BEGIN
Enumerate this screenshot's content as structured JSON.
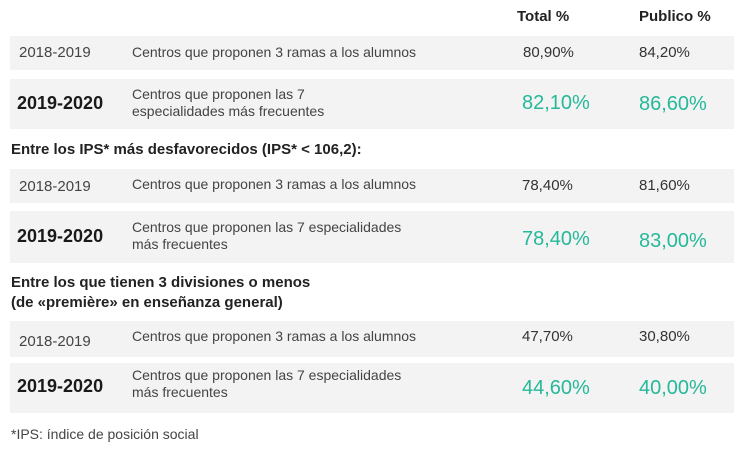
{
  "header": {
    "total": "Total %",
    "publico": "Publico %"
  },
  "groups": [
    {
      "title": "",
      "rows": [
        {
          "year": "2018-2019",
          "desc": [
            "Centros que proponen 3 ramas a los alumnos"
          ],
          "total": "80,90%",
          "publico": "84,20%",
          "highlight": false
        },
        {
          "year": "2019-2020",
          "desc": [
            "Centros que proponen las 7",
            "especialidades más frecuentes"
          ],
          "total": "82,10%",
          "publico": "86,60%",
          "highlight": true
        }
      ]
    },
    {
      "title": "Entre los IPS* más desfavorecidos (IPS* < 106,2):",
      "rows": [
        {
          "year": "2018-2019",
          "desc": [
            "Centros que proponen 3 ramas a los alumnos"
          ],
          "total": "78,40%",
          "publico": "81,60%",
          "highlight": false
        },
        {
          "year": "2019-2020",
          "desc": [
            "Centros que proponen las 7 especialidades",
            "más frecuentes"
          ],
          "total": "78,40%",
          "publico": "83,00%",
          "highlight": true
        }
      ]
    },
    {
      "title": "Entre los que tienen 3 divisiones o menos",
      "title2": "(de «première» en enseñanza general)",
      "rows": [
        {
          "year": "2018-2019",
          "desc": [
            "Centros que proponen 3 ramas a los alumnos"
          ],
          "total": "47,70%",
          "publico": "30,80%",
          "highlight": false
        },
        {
          "year": "2019-2020",
          "desc": [
            "Centros que proponen las 7 especialidades",
            "más frecuentes"
          ],
          "total": "44,60%",
          "publico": "40,00%",
          "highlight": true
        }
      ]
    }
  ],
  "footnote": "*IPS: índice de posición social",
  "colors": {
    "highlight": "#26b89a",
    "row_bg": "#f3f3f3"
  }
}
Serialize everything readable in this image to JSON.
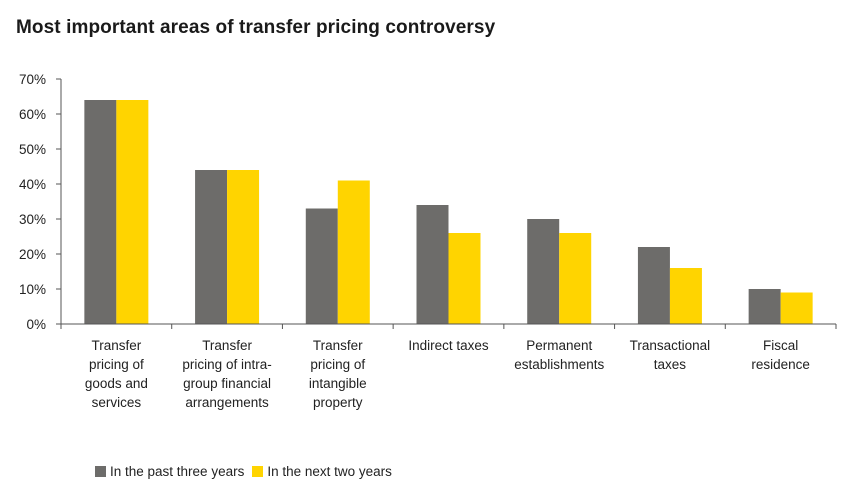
{
  "chart_data": {
    "type": "bar",
    "title": "Most important areas of transfer pricing controversy",
    "categories": [
      "Transfer pricing of goods and services",
      "Transfer pricing of intra-group financial arrangements",
      "Transfer pricing of intangible property",
      "Indirect taxes",
      "Permanent establishments",
      "Transactional taxes",
      "Fiscal residence"
    ],
    "category_lines": [
      [
        "Transfer",
        "pricing of",
        "goods and",
        "services"
      ],
      [
        "Transfer",
        "pricing of intra-",
        "group financial",
        "arrangements"
      ],
      [
        "Transfer",
        "pricing of",
        "intangible",
        "property"
      ],
      [
        "Indirect taxes"
      ],
      [
        "Permanent",
        "establishments"
      ],
      [
        "Transactional",
        "taxes"
      ],
      [
        "Fiscal",
        "residence"
      ]
    ],
    "series": [
      {
        "name": "In the past three years",
        "color": "#6d6c6a",
        "values": [
          64,
          44,
          33,
          34,
          30,
          22,
          10
        ]
      },
      {
        "name": "In the next two years",
        "color": "#ffd400",
        "values": [
          64,
          44,
          41,
          26,
          26,
          16,
          9
        ]
      }
    ],
    "ylim": [
      0,
      70
    ],
    "yticks": [
      0,
      10,
      20,
      30,
      40,
      50,
      60,
      70
    ],
    "ytick_labels": [
      "0%",
      "10%",
      "20%",
      "30%",
      "40%",
      "50%",
      "60%",
      "70%"
    ],
    "xlabel": "",
    "ylabel": "",
    "grid": false,
    "legend_position": "bottom-left"
  }
}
END
Count every line in the data where the string "establishments" occurs. Give nothing except the number.

2